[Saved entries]
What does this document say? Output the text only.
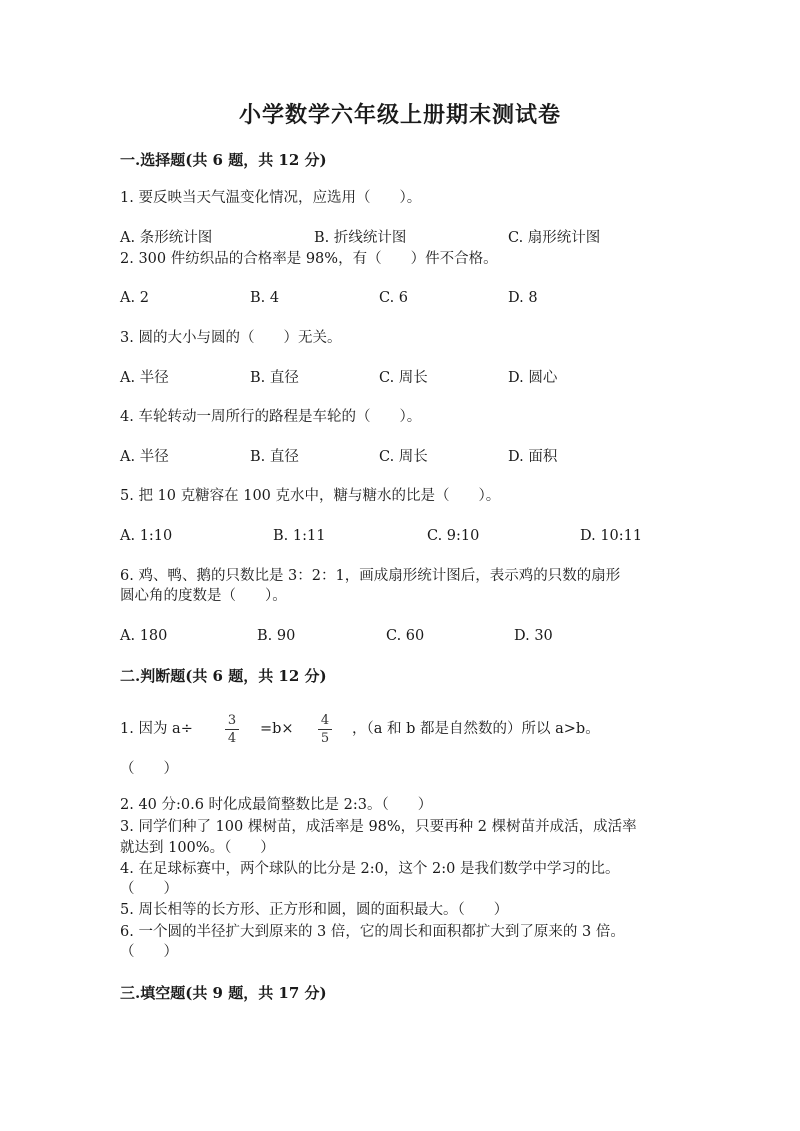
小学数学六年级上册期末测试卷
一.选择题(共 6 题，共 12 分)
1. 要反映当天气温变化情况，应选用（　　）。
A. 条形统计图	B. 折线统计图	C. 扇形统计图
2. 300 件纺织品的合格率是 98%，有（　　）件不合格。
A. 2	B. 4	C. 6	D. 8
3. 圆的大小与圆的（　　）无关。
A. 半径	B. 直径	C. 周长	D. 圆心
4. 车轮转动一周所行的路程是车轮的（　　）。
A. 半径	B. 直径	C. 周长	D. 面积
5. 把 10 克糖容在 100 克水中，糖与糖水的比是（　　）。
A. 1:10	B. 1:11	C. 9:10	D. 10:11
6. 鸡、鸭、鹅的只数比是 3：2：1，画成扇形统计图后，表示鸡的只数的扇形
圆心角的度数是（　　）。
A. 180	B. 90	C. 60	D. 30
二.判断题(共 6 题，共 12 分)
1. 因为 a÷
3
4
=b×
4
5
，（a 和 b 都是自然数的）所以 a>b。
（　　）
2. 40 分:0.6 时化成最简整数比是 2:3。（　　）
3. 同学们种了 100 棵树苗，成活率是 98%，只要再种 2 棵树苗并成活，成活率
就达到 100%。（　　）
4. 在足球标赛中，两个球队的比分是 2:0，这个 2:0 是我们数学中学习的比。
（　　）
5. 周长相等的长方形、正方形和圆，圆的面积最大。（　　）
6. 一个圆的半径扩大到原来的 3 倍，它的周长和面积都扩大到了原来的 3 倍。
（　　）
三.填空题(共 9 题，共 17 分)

TASK DETAILS: Copy every record above exactly, leaving out any pictures.

TASK SOLUTION:
What does this document say? Output the text only.
小学数学六年级上册期末测试卷
一.选择题(共 6 题，共 12 分)
1. 要反映当天气温变化情况，应选用（　　）。
A. 条形统计图	B. 折线统计图	C. 扇形统计图
2. 300 件纺织品的合格率是 98%，有（　　）件不合格。
A. 2	B. 4	C. 6	D. 8
3. 圆的大小与圆的（　　）无关。
A. 半径	B. 直径	C. 周长	D. 圆心
4. 车轮转动一周所行的路程是车轮的（　　）。
A. 半径	B. 直径	C. 周长	D. 面积
5. 把 10 克糖容在 100 克水中，糖与糖水的比是（　　）。
A. 1:10	B. 1:11	C. 9:10	D. 10:11
6. 鸡、鸭、鹅的只数比是 3：2：1，画成扇形统计图后，表示鸡的只数的扇形
圆心角的度数是（　　）。
A. 180	B. 90	C. 60	D. 30
二.判断题(共 6 题，共 12 分)
1. 因为 a÷
3
4
=b×
4
5
，（a 和 b 都是自然数的）所以 a>b。
（　　）
2. 40 分:0.6 时化成最简整数比是 2:3。（　　）
3. 同学们种了 100 棵树苗，成活率是 98%，只要再种 2 棵树苗并成活，成活率
就达到 100%。（　　）
4. 在足球标赛中，两个球队的比分是 2:0，这个 2:0 是我们数学中学习的比。
（　　）
5. 周长相等的长方形、正方形和圆，圆的面积最大。（　　）
6. 一个圆的半径扩大到原来的 3 倍，它的周长和面积都扩大到了原来的 3 倍。
（　　）
三.填空题(共 9 题，共 17 分)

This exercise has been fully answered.